[RECORDED INFORMATION start]
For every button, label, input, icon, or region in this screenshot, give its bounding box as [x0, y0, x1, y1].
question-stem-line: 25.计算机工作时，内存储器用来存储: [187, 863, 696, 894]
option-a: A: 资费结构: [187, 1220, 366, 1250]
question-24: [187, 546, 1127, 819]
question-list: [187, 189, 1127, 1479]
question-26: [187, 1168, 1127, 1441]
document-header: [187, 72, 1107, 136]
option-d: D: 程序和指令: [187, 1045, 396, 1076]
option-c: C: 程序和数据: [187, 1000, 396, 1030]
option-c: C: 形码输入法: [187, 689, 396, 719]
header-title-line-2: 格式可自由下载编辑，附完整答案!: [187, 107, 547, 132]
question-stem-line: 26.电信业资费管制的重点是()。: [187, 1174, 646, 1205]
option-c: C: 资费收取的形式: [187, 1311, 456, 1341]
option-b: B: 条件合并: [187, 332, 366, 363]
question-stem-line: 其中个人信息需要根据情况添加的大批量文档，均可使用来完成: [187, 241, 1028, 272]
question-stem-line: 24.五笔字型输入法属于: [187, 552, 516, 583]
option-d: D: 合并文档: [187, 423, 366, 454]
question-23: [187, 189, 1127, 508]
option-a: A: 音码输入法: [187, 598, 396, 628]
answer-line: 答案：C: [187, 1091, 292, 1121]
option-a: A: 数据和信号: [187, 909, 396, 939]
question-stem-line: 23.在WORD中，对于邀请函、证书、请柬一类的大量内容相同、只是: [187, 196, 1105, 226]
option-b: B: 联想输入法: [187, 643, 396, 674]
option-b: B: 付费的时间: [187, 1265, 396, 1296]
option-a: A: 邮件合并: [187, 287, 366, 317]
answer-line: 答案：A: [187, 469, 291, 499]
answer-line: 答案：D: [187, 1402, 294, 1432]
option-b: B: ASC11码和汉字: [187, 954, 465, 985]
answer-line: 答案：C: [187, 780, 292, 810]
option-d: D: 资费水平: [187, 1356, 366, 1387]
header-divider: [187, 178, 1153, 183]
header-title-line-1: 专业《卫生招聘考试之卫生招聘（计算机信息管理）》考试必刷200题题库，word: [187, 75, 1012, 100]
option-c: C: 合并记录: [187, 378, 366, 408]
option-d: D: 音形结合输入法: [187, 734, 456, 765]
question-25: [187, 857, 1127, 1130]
[RECORDED INFORMATION end]
▶ _TASK TO CARRY OUT_
Retype every line above, character for character, from the first to the last.

▶ _RESULT FOR THIS EXERCISE_
For every button, label, input, icon, or region in this screenshot, give its bounding box as [x0, y0, x1, y1].
question-stem-line: 25.计算机工作时，内存储器用来存储: [187, 863, 696, 894]
option-a: A: 资费结构: [187, 1220, 366, 1250]
question-24: [187, 546, 1127, 819]
question-list: [187, 189, 1127, 1479]
question-26: [187, 1168, 1127, 1441]
document-header: [187, 72, 1107, 136]
option-d: D: 程序和指令: [187, 1045, 396, 1076]
option-c: C: 程序和数据: [187, 1000, 396, 1030]
option-c: C: 形码输入法: [187, 689, 396, 719]
header-title-line-2: 格式可自由下载编辑，附完整答案!: [187, 107, 547, 132]
question-stem-line: 26.电信业资费管制的重点是()。: [187, 1174, 646, 1205]
option-c: C: 资费收取的形式: [187, 1311, 456, 1341]
option-b: B: 条件合并: [187, 332, 366, 363]
question-stem-line: 其中个人信息需要根据情况添加的大批量文档，均可使用来完成: [187, 241, 1028, 272]
question-stem-line: 24.五笔字型输入法属于: [187, 552, 516, 583]
option-d: D: 合并文档: [187, 423, 366, 454]
question-23: [187, 189, 1127, 508]
option-a: A: 音码输入法: [187, 598, 396, 628]
answer-line: 答案：C: [187, 1091, 292, 1121]
option-a: A: 数据和信号: [187, 909, 396, 939]
question-stem-line: 23.在WORD中，对于邀请函、证书、请柬一类的大量内容相同、只是: [187, 196, 1105, 226]
option-b: B: 联想输入法: [187, 643, 396, 674]
option-b: B: 付费的时间: [187, 1265, 396, 1296]
option-a: A: 邮件合并: [187, 287, 366, 317]
answer-line: 答案：A: [187, 469, 291, 499]
answer-line: 答案：D: [187, 1402, 294, 1432]
option-b: B: ASC11码和汉字: [187, 954, 465, 985]
answer-line: 答案：C: [187, 780, 292, 810]
option-d: D: 资费水平: [187, 1356, 366, 1387]
header-divider: [187, 178, 1153, 183]
header-title-line-1: 专业《卫生招聘考试之卫生招聘（计算机信息管理）》考试必刷200题题库，word: [187, 75, 1012, 100]
option-c: C: 合并记录: [187, 378, 366, 408]
option-d: D: 音形结合输入法: [187, 734, 456, 765]
question-25: [187, 857, 1127, 1130]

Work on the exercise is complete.